Data items

Begin

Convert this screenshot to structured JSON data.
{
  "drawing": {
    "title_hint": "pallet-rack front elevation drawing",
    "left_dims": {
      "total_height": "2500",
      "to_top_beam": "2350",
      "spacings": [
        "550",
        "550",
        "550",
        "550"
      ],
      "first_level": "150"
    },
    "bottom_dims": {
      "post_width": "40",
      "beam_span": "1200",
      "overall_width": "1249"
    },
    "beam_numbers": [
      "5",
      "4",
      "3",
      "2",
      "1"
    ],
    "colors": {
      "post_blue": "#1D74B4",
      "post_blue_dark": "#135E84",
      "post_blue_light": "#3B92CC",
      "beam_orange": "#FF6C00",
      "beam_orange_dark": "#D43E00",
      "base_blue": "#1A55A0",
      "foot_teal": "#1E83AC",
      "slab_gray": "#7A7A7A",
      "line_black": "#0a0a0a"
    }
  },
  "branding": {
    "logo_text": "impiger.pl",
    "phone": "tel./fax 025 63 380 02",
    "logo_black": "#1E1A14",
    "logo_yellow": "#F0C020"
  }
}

End

**Given problem**
Count every line in the entries above where the word "drawing" appears; respond with the number alone.

**Written response**
2